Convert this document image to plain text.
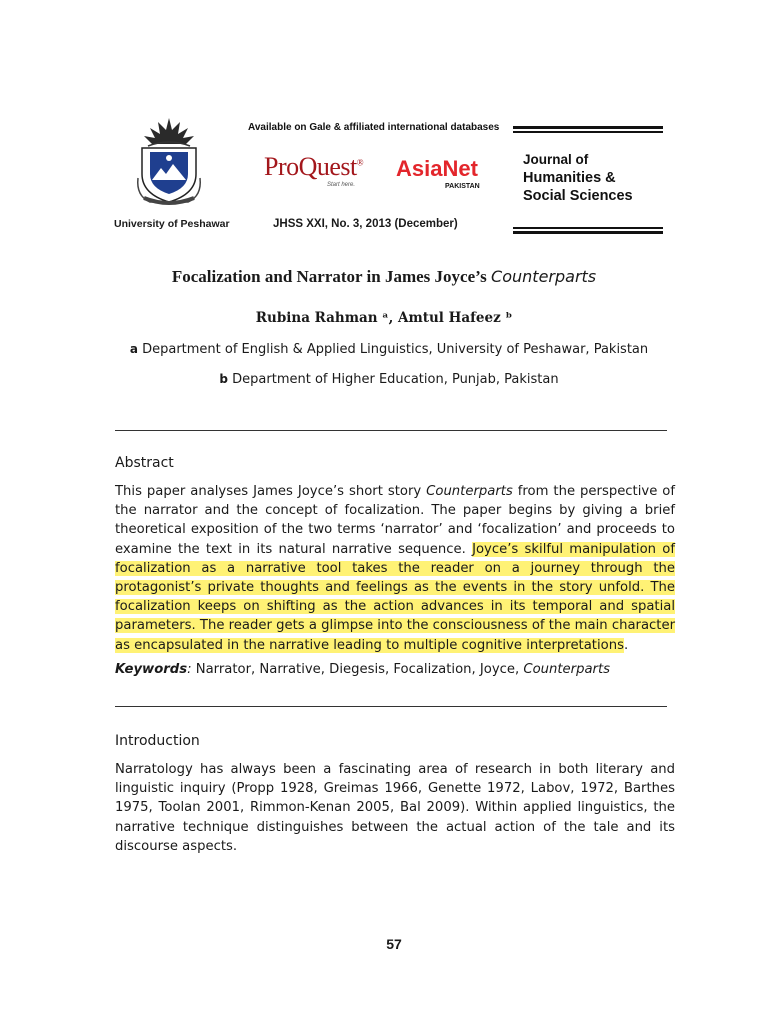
Available on Gale & affiliated international databases
University of Peshawar
ProQuest®
Start here.
AsiaNet
PAKISTAN
Journal of
Humanities &
Social Sciences
JHSS XXI, No. 3, 2013 (December)
Focalization and Narrator in James Joyce’s Counterparts
Rubina Rahman ᵃ, Amtul Hafeez ᵇ
a Department of English & Applied Linguistics, University of Peshawar, Pakistan
b Department of Higher Education, Punjab, Pakistan
Abstract
This paper analyses James Joyce’s short story Counterparts from the perspective of the narrator and the concept of focalization. The paper begins by giving a brief theoretical exposition of the two terms ‘narrator’ and ‘focalization’ and proceeds to examine the text in its natural narrative sequence. Joyce’s skilful manipulation of focalization as a narrative tool takes the reader on a journey through the protagonist’s private thoughts and feelings as the events in the story unfold. The focalization keeps on shifting as the action advances in its temporal and spatial parameters. The reader gets a glimpse into the consciousness of the main character as encapsulated in the narrative leading to multiple cognitive interpretations.
Keywords: Narrator, Narrative, Diegesis, Focalization, Joyce, Counterparts
Introduction
Narratology has always been a fascinating area of research in both literary and linguistic inquiry (Propp 1928, Greimas 1966, Genette 1972, Labov, 1972, Barthes 1975, Toolan 2001, Rimmon-Kenan 2005, Bal 2009). Within applied linguistics, the narrative technique distinguishes between the actual action of the tale and its discourse aspects.
57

==========

» **TASK DESCRIPTION**:
Reproduce each entry precisely, dropping only the pictures.

» **EXERCISE OUTPUT**:
Convert this document image to plain text.
Available on Gale & affiliated international databases
University of Peshawar
ProQuest®
Start here.
AsiaNet
PAKISTAN
Journal of
Humanities &
Social Sciences
JHSS XXI, No. 3, 2013 (December)
Focalization and Narrator in James Joyce’s Counterparts
Rubina Rahman ᵃ, Amtul Hafeez ᵇ
a Department of English & Applied Linguistics, University of Peshawar, Pakistan
b Department of Higher Education, Punjab, Pakistan
Abstract
This paper analyses James Joyce’s short story Counterparts from the perspective of the narrator and the concept of focalization. The paper begins by giving a brief theoretical exposition of the two terms ‘narrator’ and ‘focalization’ and proceeds to examine the text in its natural narrative sequence. Joyce’s skilful manipulation of focalization as a narrative tool takes the reader on a journey through the protagonist’s private thoughts and feelings as the events in the story unfold. The focalization keeps on shifting as the action advances in its temporal and spatial parameters. The reader gets a glimpse into the consciousness of the main character as encapsulated in the narrative leading to multiple cognitive interpretations.
Keywords: Narrator, Narrative, Diegesis, Focalization, Joyce, Counterparts
Introduction
Narratology has always been a fascinating area of research in both literary and linguistic inquiry (Propp 1928, Greimas 1966, Genette 1972, Labov, 1972, Barthes 1975, Toolan 2001, Rimmon-Kenan 2005, Bal 2009). Within applied linguistics, the narrative technique distinguishes between the actual action of the tale and its discourse aspects.
57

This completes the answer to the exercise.